Source passage >>
━━━

The analysis showed that at the time of the 60-month assessment report, 8151 prescribers, 42,665 pharmacies, and 42,164 patients were enrolled in the TIRF REMS program. These data represent a modest increase in the number of participating pharmacies, but more than triple the number of patients who participated in the 12-month assessment.
With respect to the goal of minimizing TIRF use among opioid-nontolerant patients, the findings showed that at 12 months, 24 of 302 pharmacists (7.9%), 35 of 302 prescribers (11.6%), and 5 of 192 patients (2.6%) incorrectly reported that TIRFs can be prescribed to opioid-nontolerant patients. Similar levels of misunderstanding were maintained in subsequent reports.
Similarly, analyses of health-plan data indicated that thousands of patients who received TIRFs were not opioid tolerant, as the program requires. A 48-month analysis revealed that 12,916 of 25,322 patients receiving TIRFs (51%) were opioid nontolerant. At 60 months, 34.6% to 55.4% of patients receiving TIRFs were opioid nontolerant.
The researchers also analyzed the success of the REMS with respect to minimizing TIRF use among patients who did not have breakthrough cancer pain. At 60 months, only 162 of 318 pharmacists (50.9%) reported that TIRFs should not be prescribed to opioid-tolerant patients for chronic, noncancer pain.
Similar patterns were observed with prescribers, 54 of 294 of whom (18.4%) erroneously reported at the 60-month point that TIRFs were FDA approved for chronic, noncancer pain.
The investigators note that the FDA made no substantive changes to the REMS program for TIRFs, despite evidence that it was falling short of its goals. Although the program empowered sponsors to take corrective actions against parties that violated the program’s requirements, none were reported by TIRF manufacturers during the 60-month report period, they add.
Additional Action Needed
In an accompanying editorial, Ameet Sarpatwari, JD, PhD, Division of Pharmacoepidemiology and Pharmacoeconomics, Brigham and Women’s Hospital, Harvard Medical School, Boston, Massachusetts, and Gregory Curfman, MD, deputy editor of JAMA, note that these findings highlight specific problems with the TIRF-related REMS, as well as more general problems with the REMS program.
“Although the FDA has taken steps to improve this system in recent years, including efforts to standardize, integrate, and evaluate REMS programs, additional action is needed,” they write.

━━━

Extracted information >>
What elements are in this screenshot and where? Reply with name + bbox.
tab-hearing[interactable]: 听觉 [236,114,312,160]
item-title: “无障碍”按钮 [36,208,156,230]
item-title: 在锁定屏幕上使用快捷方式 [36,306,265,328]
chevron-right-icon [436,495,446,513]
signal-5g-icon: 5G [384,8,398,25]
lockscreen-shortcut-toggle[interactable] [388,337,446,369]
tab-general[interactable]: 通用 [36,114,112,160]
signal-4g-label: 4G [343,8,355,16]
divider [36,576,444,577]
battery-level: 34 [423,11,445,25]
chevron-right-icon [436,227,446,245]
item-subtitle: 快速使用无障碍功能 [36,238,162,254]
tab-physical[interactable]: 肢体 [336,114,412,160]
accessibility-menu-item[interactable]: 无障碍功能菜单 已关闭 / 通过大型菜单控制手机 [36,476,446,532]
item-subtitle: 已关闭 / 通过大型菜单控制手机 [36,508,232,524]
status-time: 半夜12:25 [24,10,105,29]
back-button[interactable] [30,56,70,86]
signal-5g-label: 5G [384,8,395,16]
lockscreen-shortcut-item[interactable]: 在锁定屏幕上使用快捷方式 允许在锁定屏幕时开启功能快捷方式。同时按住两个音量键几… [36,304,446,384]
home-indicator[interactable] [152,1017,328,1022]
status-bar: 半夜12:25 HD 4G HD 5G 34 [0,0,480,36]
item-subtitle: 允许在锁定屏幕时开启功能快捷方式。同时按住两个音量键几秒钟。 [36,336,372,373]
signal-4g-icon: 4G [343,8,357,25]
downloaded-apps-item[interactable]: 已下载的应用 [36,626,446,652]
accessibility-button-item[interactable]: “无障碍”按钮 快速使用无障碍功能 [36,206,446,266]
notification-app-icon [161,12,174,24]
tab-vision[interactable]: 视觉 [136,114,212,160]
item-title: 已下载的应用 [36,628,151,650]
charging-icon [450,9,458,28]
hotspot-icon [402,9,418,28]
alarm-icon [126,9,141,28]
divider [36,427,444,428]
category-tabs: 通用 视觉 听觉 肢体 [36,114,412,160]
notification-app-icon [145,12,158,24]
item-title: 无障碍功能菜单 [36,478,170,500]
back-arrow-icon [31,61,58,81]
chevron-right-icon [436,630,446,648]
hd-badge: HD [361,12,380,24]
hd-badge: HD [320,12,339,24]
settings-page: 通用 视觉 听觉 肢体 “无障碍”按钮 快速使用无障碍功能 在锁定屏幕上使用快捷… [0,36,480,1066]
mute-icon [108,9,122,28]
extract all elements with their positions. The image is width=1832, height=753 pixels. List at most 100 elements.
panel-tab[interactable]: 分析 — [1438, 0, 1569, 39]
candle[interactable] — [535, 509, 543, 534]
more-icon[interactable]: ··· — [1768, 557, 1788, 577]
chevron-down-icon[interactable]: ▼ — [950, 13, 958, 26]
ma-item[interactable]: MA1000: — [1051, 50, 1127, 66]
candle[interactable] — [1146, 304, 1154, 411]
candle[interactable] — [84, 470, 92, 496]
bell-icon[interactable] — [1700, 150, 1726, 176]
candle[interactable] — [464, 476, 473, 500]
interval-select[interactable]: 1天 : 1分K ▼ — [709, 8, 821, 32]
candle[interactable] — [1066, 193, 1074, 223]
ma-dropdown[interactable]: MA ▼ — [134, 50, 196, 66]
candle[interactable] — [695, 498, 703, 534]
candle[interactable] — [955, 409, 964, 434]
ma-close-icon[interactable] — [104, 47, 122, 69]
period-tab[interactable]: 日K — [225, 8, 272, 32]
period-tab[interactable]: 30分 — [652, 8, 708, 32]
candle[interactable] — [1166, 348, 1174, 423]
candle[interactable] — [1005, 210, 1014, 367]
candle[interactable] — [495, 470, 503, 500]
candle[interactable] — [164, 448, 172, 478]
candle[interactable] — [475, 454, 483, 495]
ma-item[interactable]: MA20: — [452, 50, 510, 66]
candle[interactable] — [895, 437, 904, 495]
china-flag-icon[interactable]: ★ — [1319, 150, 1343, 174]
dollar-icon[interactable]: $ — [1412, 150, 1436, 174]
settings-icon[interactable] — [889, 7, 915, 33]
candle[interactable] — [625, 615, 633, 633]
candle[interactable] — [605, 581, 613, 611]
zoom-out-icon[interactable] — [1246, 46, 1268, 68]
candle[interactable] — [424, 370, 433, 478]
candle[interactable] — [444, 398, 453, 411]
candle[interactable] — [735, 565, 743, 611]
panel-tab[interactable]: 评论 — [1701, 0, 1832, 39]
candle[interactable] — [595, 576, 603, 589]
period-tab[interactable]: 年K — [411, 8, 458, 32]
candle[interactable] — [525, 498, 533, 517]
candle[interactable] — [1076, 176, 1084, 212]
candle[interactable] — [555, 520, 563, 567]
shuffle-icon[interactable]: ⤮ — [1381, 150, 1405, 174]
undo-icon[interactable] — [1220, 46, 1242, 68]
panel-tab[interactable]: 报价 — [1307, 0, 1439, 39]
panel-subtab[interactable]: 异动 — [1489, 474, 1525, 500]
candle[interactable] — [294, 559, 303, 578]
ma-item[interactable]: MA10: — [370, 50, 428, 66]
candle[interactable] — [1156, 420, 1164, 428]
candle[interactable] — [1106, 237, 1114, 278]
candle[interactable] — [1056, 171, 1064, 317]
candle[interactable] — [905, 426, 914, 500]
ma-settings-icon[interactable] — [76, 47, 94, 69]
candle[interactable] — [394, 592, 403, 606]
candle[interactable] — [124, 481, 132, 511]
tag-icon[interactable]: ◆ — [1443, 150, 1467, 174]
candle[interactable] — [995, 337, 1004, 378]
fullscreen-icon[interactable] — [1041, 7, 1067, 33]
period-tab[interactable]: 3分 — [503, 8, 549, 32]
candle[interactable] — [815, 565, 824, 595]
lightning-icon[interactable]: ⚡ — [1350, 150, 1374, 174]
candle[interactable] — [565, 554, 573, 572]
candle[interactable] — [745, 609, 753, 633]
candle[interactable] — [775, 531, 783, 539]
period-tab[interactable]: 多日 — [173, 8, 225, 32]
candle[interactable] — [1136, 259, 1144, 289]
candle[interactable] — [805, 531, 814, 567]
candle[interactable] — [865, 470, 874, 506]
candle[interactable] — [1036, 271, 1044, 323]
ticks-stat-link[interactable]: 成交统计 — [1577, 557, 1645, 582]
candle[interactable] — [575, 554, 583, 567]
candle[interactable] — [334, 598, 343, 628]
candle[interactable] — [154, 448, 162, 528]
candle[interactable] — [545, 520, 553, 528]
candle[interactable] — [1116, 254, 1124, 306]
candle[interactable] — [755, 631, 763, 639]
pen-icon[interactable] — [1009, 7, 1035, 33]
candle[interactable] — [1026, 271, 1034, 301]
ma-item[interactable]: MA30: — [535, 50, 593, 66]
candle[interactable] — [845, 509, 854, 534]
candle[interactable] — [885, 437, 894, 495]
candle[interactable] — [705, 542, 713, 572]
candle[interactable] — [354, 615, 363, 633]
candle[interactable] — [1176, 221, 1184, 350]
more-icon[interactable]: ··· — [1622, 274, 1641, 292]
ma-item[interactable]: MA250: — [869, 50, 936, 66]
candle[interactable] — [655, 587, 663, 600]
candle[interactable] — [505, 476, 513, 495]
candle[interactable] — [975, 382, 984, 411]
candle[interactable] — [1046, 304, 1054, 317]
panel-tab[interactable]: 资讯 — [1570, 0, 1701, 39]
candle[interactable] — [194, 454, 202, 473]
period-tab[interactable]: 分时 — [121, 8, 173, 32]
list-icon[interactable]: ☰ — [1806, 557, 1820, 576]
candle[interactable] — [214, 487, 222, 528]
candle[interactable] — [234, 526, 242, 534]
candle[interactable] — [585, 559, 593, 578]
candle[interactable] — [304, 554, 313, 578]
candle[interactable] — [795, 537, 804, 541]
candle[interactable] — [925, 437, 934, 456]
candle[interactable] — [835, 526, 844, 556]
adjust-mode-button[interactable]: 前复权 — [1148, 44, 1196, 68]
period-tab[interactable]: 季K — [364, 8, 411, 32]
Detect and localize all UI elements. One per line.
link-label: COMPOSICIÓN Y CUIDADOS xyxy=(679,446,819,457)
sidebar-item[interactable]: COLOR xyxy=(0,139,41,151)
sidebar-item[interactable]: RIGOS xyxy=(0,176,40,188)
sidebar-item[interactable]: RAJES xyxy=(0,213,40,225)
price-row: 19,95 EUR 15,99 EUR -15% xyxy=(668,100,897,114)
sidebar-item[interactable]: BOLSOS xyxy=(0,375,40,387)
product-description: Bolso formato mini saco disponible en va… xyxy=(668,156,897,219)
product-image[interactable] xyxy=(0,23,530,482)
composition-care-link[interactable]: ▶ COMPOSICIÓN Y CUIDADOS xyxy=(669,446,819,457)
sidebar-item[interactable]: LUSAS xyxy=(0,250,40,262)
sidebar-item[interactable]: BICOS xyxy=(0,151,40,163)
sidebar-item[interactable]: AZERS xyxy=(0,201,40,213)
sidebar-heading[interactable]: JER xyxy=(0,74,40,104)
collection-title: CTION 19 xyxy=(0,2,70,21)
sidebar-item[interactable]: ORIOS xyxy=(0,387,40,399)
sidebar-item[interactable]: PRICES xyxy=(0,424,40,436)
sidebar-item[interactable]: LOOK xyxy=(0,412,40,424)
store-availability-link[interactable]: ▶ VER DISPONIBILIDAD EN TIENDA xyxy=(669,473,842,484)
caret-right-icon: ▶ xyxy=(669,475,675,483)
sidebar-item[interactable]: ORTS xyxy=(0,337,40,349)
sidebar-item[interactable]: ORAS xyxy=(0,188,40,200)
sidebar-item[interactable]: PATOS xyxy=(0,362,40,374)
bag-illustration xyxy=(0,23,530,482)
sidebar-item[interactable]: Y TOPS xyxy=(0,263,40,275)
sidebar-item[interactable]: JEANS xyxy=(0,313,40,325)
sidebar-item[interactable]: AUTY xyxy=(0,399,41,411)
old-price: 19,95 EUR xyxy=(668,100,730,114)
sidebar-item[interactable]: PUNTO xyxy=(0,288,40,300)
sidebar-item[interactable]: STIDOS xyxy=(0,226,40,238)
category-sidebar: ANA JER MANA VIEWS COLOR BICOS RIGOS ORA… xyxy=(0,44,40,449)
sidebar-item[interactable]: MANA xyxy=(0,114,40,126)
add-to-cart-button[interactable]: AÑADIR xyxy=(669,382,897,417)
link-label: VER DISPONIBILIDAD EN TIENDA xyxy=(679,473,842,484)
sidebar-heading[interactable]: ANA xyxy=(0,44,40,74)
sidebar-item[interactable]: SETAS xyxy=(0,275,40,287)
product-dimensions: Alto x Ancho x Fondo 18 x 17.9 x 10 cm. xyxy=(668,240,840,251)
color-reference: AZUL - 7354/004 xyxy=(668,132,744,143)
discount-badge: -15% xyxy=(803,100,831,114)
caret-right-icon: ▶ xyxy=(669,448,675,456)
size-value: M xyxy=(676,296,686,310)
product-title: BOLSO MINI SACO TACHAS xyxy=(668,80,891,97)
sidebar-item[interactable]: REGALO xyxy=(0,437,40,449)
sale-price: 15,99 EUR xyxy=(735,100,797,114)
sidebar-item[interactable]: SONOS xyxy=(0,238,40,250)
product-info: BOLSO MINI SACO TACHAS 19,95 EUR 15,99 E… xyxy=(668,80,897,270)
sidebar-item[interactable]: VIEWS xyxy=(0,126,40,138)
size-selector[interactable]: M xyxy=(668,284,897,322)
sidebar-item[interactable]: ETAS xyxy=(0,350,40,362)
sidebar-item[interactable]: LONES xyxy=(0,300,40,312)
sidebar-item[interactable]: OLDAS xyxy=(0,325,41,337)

━━━

Work to complete >>
1. Answer these from the passage on the TIRF REMS program:
(a) How many patients were enrolled in the program at the time of the 60-month assessment report?
(b) In the 48-month analysis, how many of the 25,322 patients receiving TIRFs were opioid nontolerant?
(c) How many of the 294 prescribers wrongly reported at 60 months that TIRFs were FDA approved for chronic, noncancer pain?
2. Carry on with the passage on the TIRF REMS program, picking up after its final sentence.

Exercise answers >>
1.
(a) 42,164 patients
(b) 12,916 patients (51%)
(c) 54 prescribers (18.4%)

2.
The editorialists suggest three possible reforms to address the situation.
“First, REMS should be designed by the FDA with manufacturer input — not vice versa — and be administered by a neutral third party paid by the FDA with newly instituted REMS user fees,” they write. “Second, REMS assessments submitted to the FDA should be publicly available.”
Third, they suggest that for REMS to ensure safe use of drugs with potentially significant adverse effects, the FDA needs to become more assertive in requesting specific analyses pertaining to the program’s performance.
Alexander noted that the potential for harm is real. “These opioids represent a small percentage of all opioids prescribed, but we’re in the middle of the worst drug epidemic in our nation’s history,” he said.
“And I think our findings raise concerns regarding the adequacy of the FDA’s broader response to safeguard the public health when it comes to opioids,” Alexander concluded.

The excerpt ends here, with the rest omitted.